#### To be done
Return every line of the records below verbatim, omitting the pictures.

____________________

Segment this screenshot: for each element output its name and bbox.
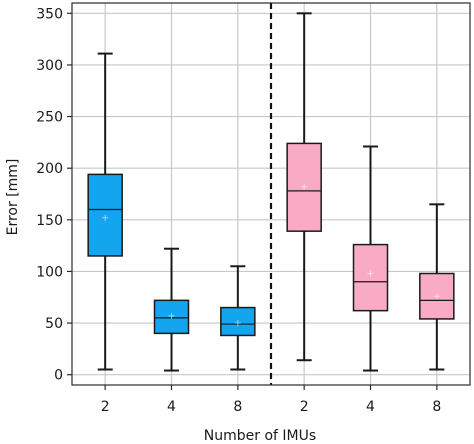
mean-marker: [102, 214, 109, 221]
mean-marker: [433, 293, 440, 300]
x-tick-label: 4: [366, 399, 375, 415]
box-plot-group-1-2: [87, 52, 123, 371]
box-plot-group-2-8: [419, 203, 455, 371]
axes: 0 50 100 150 200 250 300 350 2 4 8 2 4 8: [36, 2, 471, 415]
y-tick-label: 350: [36, 6, 63, 22]
mean-marker: [168, 312, 175, 319]
y-tick-label: 200: [36, 161, 63, 177]
x-tick-label: 8: [432, 399, 441, 415]
mean-marker: [301, 183, 308, 190]
box-plot-group-2-2: [286, 12, 322, 362]
x-tick-label: 4: [167, 399, 176, 415]
y-tick-label: 50: [45, 316, 63, 332]
y-tick-label: 300: [36, 58, 63, 74]
box-plot-group-2-4: [352, 145, 389, 372]
x-tick-label: 2: [300, 399, 309, 415]
x-axis-title: Number of IMUs: [204, 428, 316, 444]
x-tick-label: 2: [101, 399, 110, 415]
iqr-box: [352, 243, 389, 312]
box-plot-group-1-8: [220, 265, 256, 371]
plot-frame: [71, 2, 471, 386]
box-plot-group-1-4: [153, 247, 190, 372]
box-plots: [87, 3, 455, 385]
y-tick-label: 0: [54, 368, 63, 384]
x-tick-label: 8: [233, 399, 242, 415]
mean-marker: [367, 270, 374, 277]
y-axis-title: Error [mm]: [5, 159, 21, 236]
y-tick-label: 150: [36, 213, 63, 229]
y-tick-label: 250: [36, 110, 63, 126]
iqr-box: [87, 173, 123, 257]
mean-marker: [234, 320, 241, 327]
y-tick-label: 100: [36, 264, 63, 280]
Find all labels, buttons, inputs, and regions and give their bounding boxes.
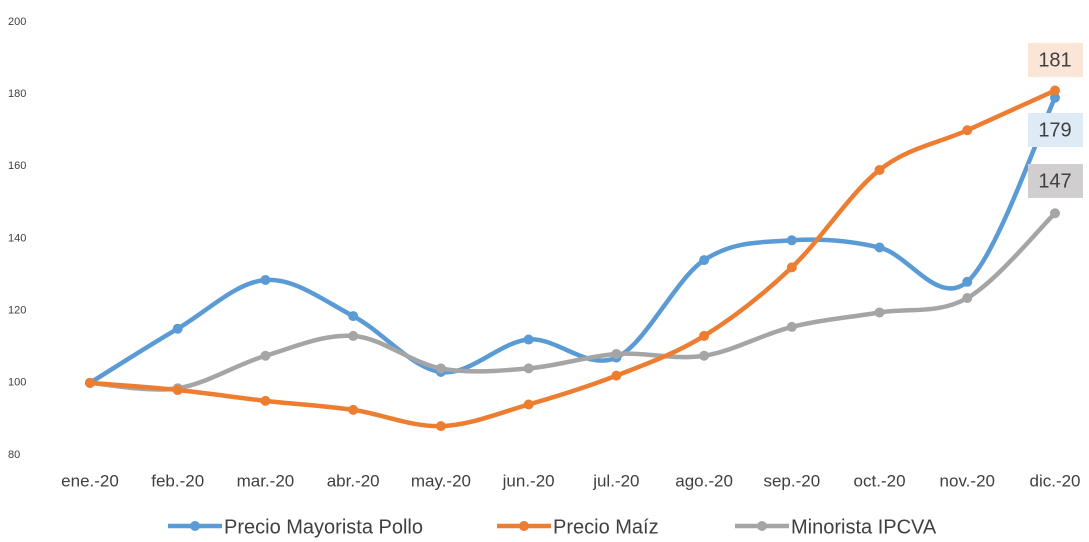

____________________

#### Result of this task
Segment this screenshot: for each element output its name and bbox.
mean-marker: [102, 214, 109, 221]
mean-marker: [433, 293, 440, 300]
x-tick-label: 4: [366, 399, 375, 415]
box-plot-group-1-2: [87, 52, 123, 371]
box-plot-group-2-8: [419, 203, 455, 371]
axes: 0 50 100 150 200 250 300 350 2 4 8 2 4 8: [36, 2, 471, 415]
y-tick-label: 350: [36, 6, 63, 22]
mean-marker: [168, 312, 175, 319]
y-tick-label: 200: [36, 161, 63, 177]
x-tick-label: 8: [432, 399, 441, 415]
mean-marker: [301, 183, 308, 190]
box-plot-group-2-2: [286, 12, 322, 362]
x-tick-label: 4: [167, 399, 176, 415]
y-tick-label: 50: [45, 316, 63, 332]
y-tick-label: 300: [36, 58, 63, 74]
box-plot-group-2-4: [352, 145, 389, 372]
x-tick-label: 2: [300, 399, 309, 415]
x-axis-title: Number of IMUs: [204, 428, 316, 444]
x-tick-label: 2: [101, 399, 110, 415]
iqr-box: [352, 243, 389, 312]
box-plot-group-1-8: [220, 265, 256, 371]
plot-frame: [71, 2, 471, 386]
box-plot-group-1-4: [153, 247, 190, 372]
box-plots: [87, 3, 455, 385]
y-tick-label: 0: [54, 368, 63, 384]
x-tick-label: 8: [233, 399, 242, 415]
mean-marker: [367, 270, 374, 277]
y-axis-title: Error [mm]: [5, 159, 21, 236]
y-tick-label: 150: [36, 213, 63, 229]
y-tick-label: 250: [36, 110, 63, 126]
iqr-box: [87, 173, 123, 257]
mean-marker: [234, 320, 241, 327]
y-tick-label: 100: [36, 264, 63, 280]
Find all labels, buttons, inputs, and regions and give their bounding boxes.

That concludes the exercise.